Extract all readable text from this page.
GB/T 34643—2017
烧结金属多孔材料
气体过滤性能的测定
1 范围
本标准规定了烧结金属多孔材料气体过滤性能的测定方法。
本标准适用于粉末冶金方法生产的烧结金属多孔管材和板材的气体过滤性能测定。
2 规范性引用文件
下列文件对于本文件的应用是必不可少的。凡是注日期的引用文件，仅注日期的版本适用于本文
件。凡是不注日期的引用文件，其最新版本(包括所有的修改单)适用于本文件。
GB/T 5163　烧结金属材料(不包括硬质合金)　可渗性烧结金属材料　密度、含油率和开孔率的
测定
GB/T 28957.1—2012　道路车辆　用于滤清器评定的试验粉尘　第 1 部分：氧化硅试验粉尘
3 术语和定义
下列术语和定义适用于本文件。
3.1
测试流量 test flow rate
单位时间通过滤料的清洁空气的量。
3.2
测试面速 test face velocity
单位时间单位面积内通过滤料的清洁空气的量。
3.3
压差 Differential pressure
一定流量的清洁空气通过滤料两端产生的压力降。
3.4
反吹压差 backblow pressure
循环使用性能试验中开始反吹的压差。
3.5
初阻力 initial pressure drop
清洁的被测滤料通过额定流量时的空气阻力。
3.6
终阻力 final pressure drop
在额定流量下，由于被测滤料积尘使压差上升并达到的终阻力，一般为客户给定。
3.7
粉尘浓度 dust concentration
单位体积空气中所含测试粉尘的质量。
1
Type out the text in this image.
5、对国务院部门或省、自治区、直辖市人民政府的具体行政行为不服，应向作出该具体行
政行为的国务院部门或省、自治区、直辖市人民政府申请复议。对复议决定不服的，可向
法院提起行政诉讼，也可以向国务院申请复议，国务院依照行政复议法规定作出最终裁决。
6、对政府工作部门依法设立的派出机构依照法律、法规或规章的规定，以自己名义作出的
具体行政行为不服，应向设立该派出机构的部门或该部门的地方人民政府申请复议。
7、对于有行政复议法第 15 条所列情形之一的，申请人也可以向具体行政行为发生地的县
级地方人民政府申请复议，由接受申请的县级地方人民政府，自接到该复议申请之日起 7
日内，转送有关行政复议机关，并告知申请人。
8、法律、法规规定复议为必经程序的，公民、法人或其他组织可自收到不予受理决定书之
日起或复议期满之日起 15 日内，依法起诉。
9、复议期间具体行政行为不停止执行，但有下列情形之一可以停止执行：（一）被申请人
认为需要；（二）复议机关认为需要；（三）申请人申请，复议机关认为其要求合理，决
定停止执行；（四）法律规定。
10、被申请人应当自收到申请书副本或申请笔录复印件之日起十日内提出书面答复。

- - -

[The request]:
Your task is to transcribe the listing above in full, exactly as given.

[Output of the task]:
Extract all readable text from this page.
GB/T 34643—2017
烧结金属多孔材料
气体过滤性能的测定
1 范围
本标准规定了烧结金属多孔材料气体过滤性能的测定方法。
本标准适用于粉末冶金方法生产的烧结金属多孔管材和板材的气体过滤性能测定。
2 规范性引用文件
下列文件对于本文件的应用是必不可少的。凡是注日期的引用文件，仅注日期的版本适用于本文
件。凡是不注日期的引用文件，其最新版本(包括所有的修改单)适用于本文件。
GB/T 5163　烧结金属材料(不包括硬质合金)　可渗性烧结金属材料　密度、含油率和开孔率的
测定
GB/T 28957.1—2012　道路车辆　用于滤清器评定的试验粉尘　第 1 部分：氧化硅试验粉尘
3 术语和定义
下列术语和定义适用于本文件。
3.1
测试流量 test flow rate
单位时间通过滤料的清洁空气的量。
3.2
测试面速 test face velocity
单位时间单位面积内通过滤料的清洁空气的量。
3.3
压差 Differential pressure
一定流量的清洁空气通过滤料两端产生的压力降。
3.4
反吹压差 backblow pressure
循环使用性能试验中开始反吹的压差。
3.5
初阻力 initial pressure drop
清洁的被测滤料通过额定流量时的空气阻力。
3.6
终阻力 final pressure drop
在额定流量下，由于被测滤料积尘使压差上升并达到的终阻力，一般为客户给定。
3.7
粉尘浓度 dust concentration
单位体积空气中所含测试粉尘的质量。
1
Type out the text in this image.
5、对国务院部门或省、自治区、直辖市人民政府的具体行政行为不服，应向作出该具体行
政行为的国务院部门或省、自治区、直辖市人民政府申请复议。对复议决定不服的，可向
法院提起行政诉讼，也可以向国务院申请复议，国务院依照行政复议法规定作出最终裁决。
6、对政府工作部门依法设立的派出机构依照法律、法规或规章的规定，以自己名义作出的
具体行政行为不服，应向设立该派出机构的部门或该部门的地方人民政府申请复议。
7、对于有行政复议法第 15 条所列情形之一的，申请人也可以向具体行政行为发生地的县
级地方人民政府申请复议，由接受申请的县级地方人民政府，自接到该复议申请之日起 7
日内，转送有关行政复议机关，并告知申请人。
8、法律、法规规定复议为必经程序的，公民、法人或其他组织可自收到不予受理决定书之
日起或复议期满之日起 15 日内，依法起诉。
9、复议期间具体行政行为不停止执行，但有下列情形之一可以停止执行：（一）被申请人
认为需要；（二）复议机关认为需要；（三）申请人申请，复议机关认为其要求合理，决
定停止执行；（四）法律规定。
10、被申请人应当自收到申请书副本或申请笔录复印件之日起十日内提出书面答复。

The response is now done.